# Short task
Return all the data, word for word.

# Data

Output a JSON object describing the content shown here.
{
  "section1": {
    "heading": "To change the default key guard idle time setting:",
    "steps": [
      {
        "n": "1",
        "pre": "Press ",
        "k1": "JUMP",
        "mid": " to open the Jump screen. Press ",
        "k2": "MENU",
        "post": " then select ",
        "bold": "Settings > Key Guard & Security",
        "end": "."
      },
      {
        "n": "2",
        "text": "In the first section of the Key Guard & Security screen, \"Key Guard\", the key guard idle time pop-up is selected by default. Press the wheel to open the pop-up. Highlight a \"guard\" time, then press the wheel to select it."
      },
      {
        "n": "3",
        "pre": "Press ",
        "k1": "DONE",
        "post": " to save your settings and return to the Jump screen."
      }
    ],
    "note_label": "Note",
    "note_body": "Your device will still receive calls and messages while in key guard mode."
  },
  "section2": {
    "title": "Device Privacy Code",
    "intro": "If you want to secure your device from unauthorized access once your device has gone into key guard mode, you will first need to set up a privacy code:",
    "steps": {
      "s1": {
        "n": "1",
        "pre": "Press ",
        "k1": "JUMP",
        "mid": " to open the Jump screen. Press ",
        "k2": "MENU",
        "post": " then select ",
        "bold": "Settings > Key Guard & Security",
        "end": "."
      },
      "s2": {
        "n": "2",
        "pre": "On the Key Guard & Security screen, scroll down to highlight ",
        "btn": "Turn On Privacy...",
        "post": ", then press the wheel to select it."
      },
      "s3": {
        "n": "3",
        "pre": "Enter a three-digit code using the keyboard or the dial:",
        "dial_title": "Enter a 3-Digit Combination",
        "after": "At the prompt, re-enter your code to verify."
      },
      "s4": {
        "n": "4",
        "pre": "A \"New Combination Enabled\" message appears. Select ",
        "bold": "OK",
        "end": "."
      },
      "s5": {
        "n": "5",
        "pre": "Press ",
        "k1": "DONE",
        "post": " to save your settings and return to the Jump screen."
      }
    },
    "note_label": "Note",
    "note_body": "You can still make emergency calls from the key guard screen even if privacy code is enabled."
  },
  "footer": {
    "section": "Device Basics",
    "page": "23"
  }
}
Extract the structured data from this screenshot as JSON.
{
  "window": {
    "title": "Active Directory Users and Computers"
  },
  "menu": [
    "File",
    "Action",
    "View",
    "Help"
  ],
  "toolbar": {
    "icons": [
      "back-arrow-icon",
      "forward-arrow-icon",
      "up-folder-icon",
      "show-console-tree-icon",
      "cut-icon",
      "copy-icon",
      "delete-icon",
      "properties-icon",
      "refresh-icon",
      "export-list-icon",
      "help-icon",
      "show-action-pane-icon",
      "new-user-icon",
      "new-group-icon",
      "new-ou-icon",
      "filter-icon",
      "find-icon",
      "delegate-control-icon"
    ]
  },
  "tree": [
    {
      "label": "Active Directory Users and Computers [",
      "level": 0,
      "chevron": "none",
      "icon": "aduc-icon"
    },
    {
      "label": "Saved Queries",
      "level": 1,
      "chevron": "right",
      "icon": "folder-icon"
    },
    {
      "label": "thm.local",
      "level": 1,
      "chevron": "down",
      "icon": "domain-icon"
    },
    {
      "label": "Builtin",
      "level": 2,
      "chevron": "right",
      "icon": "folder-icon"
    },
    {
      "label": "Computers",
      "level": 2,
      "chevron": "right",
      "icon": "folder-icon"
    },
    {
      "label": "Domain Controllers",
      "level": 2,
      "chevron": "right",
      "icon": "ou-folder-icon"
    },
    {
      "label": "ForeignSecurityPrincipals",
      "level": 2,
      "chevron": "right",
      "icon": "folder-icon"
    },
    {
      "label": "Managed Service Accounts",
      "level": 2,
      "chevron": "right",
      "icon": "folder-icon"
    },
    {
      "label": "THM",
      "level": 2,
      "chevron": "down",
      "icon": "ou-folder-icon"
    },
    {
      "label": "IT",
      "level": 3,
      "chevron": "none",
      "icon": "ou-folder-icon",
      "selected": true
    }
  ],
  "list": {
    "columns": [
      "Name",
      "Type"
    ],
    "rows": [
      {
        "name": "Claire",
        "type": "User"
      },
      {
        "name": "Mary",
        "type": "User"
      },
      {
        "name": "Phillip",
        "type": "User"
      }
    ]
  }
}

# Reply
Output a JSON object describing the content shown here.
{
  "section1": {
    "heading": "To change the default key guard idle time setting:",
    "steps": [
      {
        "n": "1",
        "pre": "Press ",
        "k1": "JUMP",
        "mid": " to open the Jump screen. Press ",
        "k2": "MENU",
        "post": " then select ",
        "bold": "Settings > Key Guard & Security",
        "end": "."
      },
      {
        "n": "2",
        "text": "In the first section of the Key Guard & Security screen, \"Key Guard\", the key guard idle time pop-up is selected by default. Press the wheel to open the pop-up. Highlight a \"guard\" time, then press the wheel to select it."
      },
      {
        "n": "3",
        "pre": "Press ",
        "k1": "DONE",
        "post": " to save your settings and return to the Jump screen."
      }
    ],
    "note_label": "Note",
    "note_body": "Your device will still receive calls and messages while in key guard mode."
  },
  "section2": {
    "title": "Device Privacy Code",
    "intro": "If you want to secure your device from unauthorized access once your device has gone into key guard mode, you will first need to set up a privacy code:",
    "steps": {
      "s1": {
        "n": "1",
        "pre": "Press ",
        "k1": "JUMP",
        "mid": " to open the Jump screen. Press ",
        "k2": "MENU",
        "post": " then select ",
        "bold": "Settings > Key Guard & Security",
        "end": "."
      },
      "s2": {
        "n": "2",
        "pre": "On the Key Guard & Security screen, scroll down to highlight ",
        "btn": "Turn On Privacy...",
        "post": ", then press the wheel to select it."
      },
      "s3": {
        "n": "3",
        "pre": "Enter a three-digit code using the keyboard or the dial:",
        "dial_title": "Enter a 3-Digit Combination",
        "after": "At the prompt, re-enter your code to verify."
      },
      "s4": {
        "n": "4",
        "pre": "A \"New Combination Enabled\" message appears. Select ",
        "bold": "OK",
        "end": "."
      },
      "s5": {
        "n": "5",
        "pre": "Press ",
        "k1": "DONE",
        "post": " to save your settings and return to the Jump screen."
      }
    },
    "note_label": "Note",
    "note_body": "You can still make emergency calls from the key guard screen even if privacy code is enabled."
  },
  "footer": {
    "section": "Device Basics",
    "page": "23"
  }
}
Extract the structured data from this screenshot as JSON.
{
  "window": {
    "title": "Active Directory Users and Computers"
  },
  "menu": [
    "File",
    "Action",
    "View",
    "Help"
  ],
  "toolbar": {
    "icons": [
      "back-arrow-icon",
      "forward-arrow-icon",
      "up-folder-icon",
      "show-console-tree-icon",
      "cut-icon",
      "copy-icon",
      "delete-icon",
      "properties-icon",
      "refresh-icon",
      "export-list-icon",
      "help-icon",
      "show-action-pane-icon",
      "new-user-icon",
      "new-group-icon",
      "new-ou-icon",
      "filter-icon",
      "find-icon",
      "delegate-control-icon"
    ]
  },
  "tree": [
    {
      "label": "Active Directory Users and Computers [",
      "level": 0,
      "chevron": "none",
      "icon": "aduc-icon"
    },
    {
      "label": "Saved Queries",
      "level": 1,
      "chevron": "right",
      "icon": "folder-icon"
    },
    {
      "label": "thm.local",
      "level": 1,
      "chevron": "down",
      "icon": "domain-icon"
    },
    {
      "label": "Builtin",
      "level": 2,
      "chevron": "right",
      "icon": "folder-icon"
    },
    {
      "label": "Computers",
      "level": 2,
      "chevron": "right",
      "icon": "folder-icon"
    },
    {
      "label": "Domain Controllers",
      "level": 2,
      "chevron": "right",
      "icon": "ou-folder-icon"
    },
    {
      "label": "ForeignSecurityPrincipals",
      "level": 2,
      "chevron": "right",
      "icon": "folder-icon"
    },
    {
      "label": "Managed Service Accounts",
      "level": 2,
      "chevron": "right",
      "icon": "folder-icon"
    },
    {
      "label": "THM",
      "level": 2,
      "chevron": "down",
      "icon": "ou-folder-icon"
    },
    {
      "label": "IT",
      "level": 3,
      "chevron": "none",
      "icon": "ou-folder-icon",
      "selected": true
    }
  ],
  "list": {
    "columns": [
      "Name",
      "Type"
    ],
    "rows": [
      {
        "name": "Claire",
        "type": "User"
      },
      {
        "name": "Mary",
        "type": "User"
      },
      {
        "name": "Phillip",
        "type": "User"
      }
    ]
  }
}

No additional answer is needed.